PROBLEM STATEMENT
Everything in the listing should be restated word for word.

* start RECORDS SUPPLIED *

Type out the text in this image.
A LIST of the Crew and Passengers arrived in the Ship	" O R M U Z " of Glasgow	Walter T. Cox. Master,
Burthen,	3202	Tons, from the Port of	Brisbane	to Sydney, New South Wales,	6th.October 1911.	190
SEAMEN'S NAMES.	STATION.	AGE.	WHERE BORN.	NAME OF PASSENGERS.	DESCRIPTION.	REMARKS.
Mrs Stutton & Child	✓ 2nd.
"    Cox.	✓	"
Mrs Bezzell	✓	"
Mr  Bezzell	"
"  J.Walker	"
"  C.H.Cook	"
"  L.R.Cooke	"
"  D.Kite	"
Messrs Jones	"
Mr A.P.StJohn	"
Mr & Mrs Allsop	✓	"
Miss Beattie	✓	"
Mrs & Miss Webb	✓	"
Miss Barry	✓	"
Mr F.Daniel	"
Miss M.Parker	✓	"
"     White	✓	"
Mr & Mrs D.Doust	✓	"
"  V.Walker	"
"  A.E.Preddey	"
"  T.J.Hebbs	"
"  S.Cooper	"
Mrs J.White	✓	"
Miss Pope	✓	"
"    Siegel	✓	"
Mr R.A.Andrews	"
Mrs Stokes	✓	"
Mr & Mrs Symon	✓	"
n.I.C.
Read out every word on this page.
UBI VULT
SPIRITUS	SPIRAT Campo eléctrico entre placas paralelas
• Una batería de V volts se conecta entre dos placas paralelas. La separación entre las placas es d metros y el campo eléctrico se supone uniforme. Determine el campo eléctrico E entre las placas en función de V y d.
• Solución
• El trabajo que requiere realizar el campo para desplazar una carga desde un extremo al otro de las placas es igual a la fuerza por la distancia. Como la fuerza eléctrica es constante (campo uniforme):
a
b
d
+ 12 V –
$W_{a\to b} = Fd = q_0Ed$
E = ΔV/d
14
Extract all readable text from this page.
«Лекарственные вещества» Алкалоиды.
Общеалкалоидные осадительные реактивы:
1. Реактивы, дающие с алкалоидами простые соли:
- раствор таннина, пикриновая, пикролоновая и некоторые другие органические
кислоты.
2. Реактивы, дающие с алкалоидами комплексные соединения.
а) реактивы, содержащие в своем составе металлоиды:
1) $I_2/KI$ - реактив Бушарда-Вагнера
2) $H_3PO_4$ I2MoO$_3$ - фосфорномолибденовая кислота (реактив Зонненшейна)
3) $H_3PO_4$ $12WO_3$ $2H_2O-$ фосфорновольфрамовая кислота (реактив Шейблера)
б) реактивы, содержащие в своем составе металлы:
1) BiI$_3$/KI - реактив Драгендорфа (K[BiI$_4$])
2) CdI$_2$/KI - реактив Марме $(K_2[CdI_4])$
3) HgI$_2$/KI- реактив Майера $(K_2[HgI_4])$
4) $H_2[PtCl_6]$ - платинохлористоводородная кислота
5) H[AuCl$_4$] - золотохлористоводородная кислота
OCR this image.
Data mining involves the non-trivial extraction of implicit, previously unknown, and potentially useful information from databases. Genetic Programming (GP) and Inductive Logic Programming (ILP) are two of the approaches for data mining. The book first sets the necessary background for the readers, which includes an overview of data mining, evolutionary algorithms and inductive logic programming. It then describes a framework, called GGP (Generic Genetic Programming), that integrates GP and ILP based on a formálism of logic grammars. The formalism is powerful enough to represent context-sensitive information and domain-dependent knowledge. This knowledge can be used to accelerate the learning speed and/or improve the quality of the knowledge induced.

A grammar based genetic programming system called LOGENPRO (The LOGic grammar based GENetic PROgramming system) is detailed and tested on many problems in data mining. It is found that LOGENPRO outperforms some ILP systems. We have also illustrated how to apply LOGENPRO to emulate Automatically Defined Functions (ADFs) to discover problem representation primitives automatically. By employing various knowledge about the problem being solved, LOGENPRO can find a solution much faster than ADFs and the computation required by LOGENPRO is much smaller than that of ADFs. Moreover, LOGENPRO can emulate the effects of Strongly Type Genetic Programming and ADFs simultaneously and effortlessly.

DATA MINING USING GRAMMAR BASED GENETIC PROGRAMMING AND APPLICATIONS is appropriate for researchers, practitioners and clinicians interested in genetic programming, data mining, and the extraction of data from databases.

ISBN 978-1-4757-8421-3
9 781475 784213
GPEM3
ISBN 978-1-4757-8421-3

* end RECORDS SUPPLIED *

OUTPUT FOR THIS EXERCISE
Type out the text in this image.
A LIST of the Crew and Passengers arrived in the Ship	" O R M U Z " of Glasgow	Walter T. Cox. Master,
Burthen,	3202	Tons, from the Port of	Brisbane	to Sydney, New South Wales,	6th.October 1911.	190
SEAMEN'S NAMES.	STATION.	AGE.	WHERE BORN.	NAME OF PASSENGERS.	DESCRIPTION.	REMARKS.
Mrs Stutton & Child	✓ 2nd.
"    Cox.	✓	"
Mrs Bezzell	✓	"
Mr  Bezzell	"
"  J.Walker	"
"  C.H.Cook	"
"  L.R.Cooke	"
"  D.Kite	"
Messrs Jones	"
Mr A.P.StJohn	"
Mr & Mrs Allsop	✓	"
Miss Beattie	✓	"
Mrs & Miss Webb	✓	"
Miss Barry	✓	"
Mr F.Daniel	"
Miss M.Parker	✓	"
"     White	✓	"
Mr & Mrs D.Doust	✓	"
"  V.Walker	"
"  A.E.Preddey	"
"  T.J.Hebbs	"
"  S.Cooper	"
Mrs J.White	✓	"
Miss Pope	✓	"
"    Siegel	✓	"
Mr R.A.Andrews	"
Mrs Stokes	✓	"
Mr & Mrs Symon	✓	"
n.I.C.
Read out every word on this page.
UBI VULT
SPIRITUS	SPIRAT Campo eléctrico entre placas paralelas
• Una batería de V volts se conecta entre dos placas paralelas. La separación entre las placas es d metros y el campo eléctrico se supone uniforme. Determine el campo eléctrico E entre las placas en función de V y d.
• Solución
• El trabajo que requiere realizar el campo para desplazar una carga desde un extremo al otro de las placas es igual a la fuerza por la distancia. Como la fuerza eléctrica es constante (campo uniforme):
a
b
d
+ 12 V –
$W_{a\to b} = Fd = q_0Ed$
E = ΔV/d
14
Extract all readable text from this page.
«Лекарственные вещества» Алкалоиды.
Общеалкалоидные осадительные реактивы:
1. Реактивы, дающие с алкалоидами простые соли:
- раствор таннина, пикриновая, пикролоновая и некоторые другие органические
кислоты.
2. Реактивы, дающие с алкалоидами комплексные соединения.
а) реактивы, содержащие в своем составе металлоиды:
1) $I_2/KI$ - реактив Бушарда-Вагнера
2) $H_3PO_4$ I2MoO$_3$ - фосфорномолибденовая кислота (реактив Зонненшейна)
3) $H_3PO_4$ $12WO_3$ $2H_2O-$ фосфорновольфрамовая кислота (реактив Шейблера)
б) реактивы, содержащие в своем составе металлы:
1) BiI$_3$/KI - реактив Драгендорфа (K[BiI$_4$])
2) CdI$_2$/KI - реактив Марме $(K_2[CdI_4])$
3) HgI$_2$/KI- реактив Майера $(K_2[HgI_4])$
4) $H_2[PtCl_6]$ - платинохлористоводородная кислота
5) H[AuCl$_4$] - золотохлористоводородная кислота
OCR this image.
Data mining involves the non-trivial extraction of implicit, previously unknown, and potentially useful information from databases. Genetic Programming (GP) and Inductive Logic Programming (ILP) are two of the approaches for data mining. The book first sets the necessary background for the readers, which includes an overview of data mining, evolutionary algorithms and inductive logic programming. It then describes a framework, called GGP (Generic Genetic Programming), that integrates GP and ILP based on a formálism of logic grammars. The formalism is powerful enough to represent context-sensitive information and domain-dependent knowledge. This knowledge can be used to accelerate the learning speed and/or improve the quality of the knowledge induced.

A grammar based genetic programming system called LOGENPRO (The LOGic grammar based GENetic PROgramming system) is detailed and tested on many problems in data mining. It is found that LOGENPRO outperforms some ILP systems. We have also illustrated how to apply LOGENPRO to emulate Automatically Defined Functions (ADFs) to discover problem representation primitives automatically. By employing various knowledge about the problem being solved, LOGENPRO can find a solution much faster than ADFs and the computation required by LOGENPRO is much smaller than that of ADFs. Moreover, LOGENPRO can emulate the effects of Strongly Type Genetic Programming and ADFs simultaneously and effortlessly.

DATA MINING USING GRAMMAR BASED GENETIC PROGRAMMING AND APPLICATIONS is appropriate for researchers, practitioners and clinicians interested in genetic programming, data mining, and the extraction of data from databases.

ISBN 978-1-4757-8421-3
9 781475 784213
GPEM3
ISBN 978-1-4757-8421-3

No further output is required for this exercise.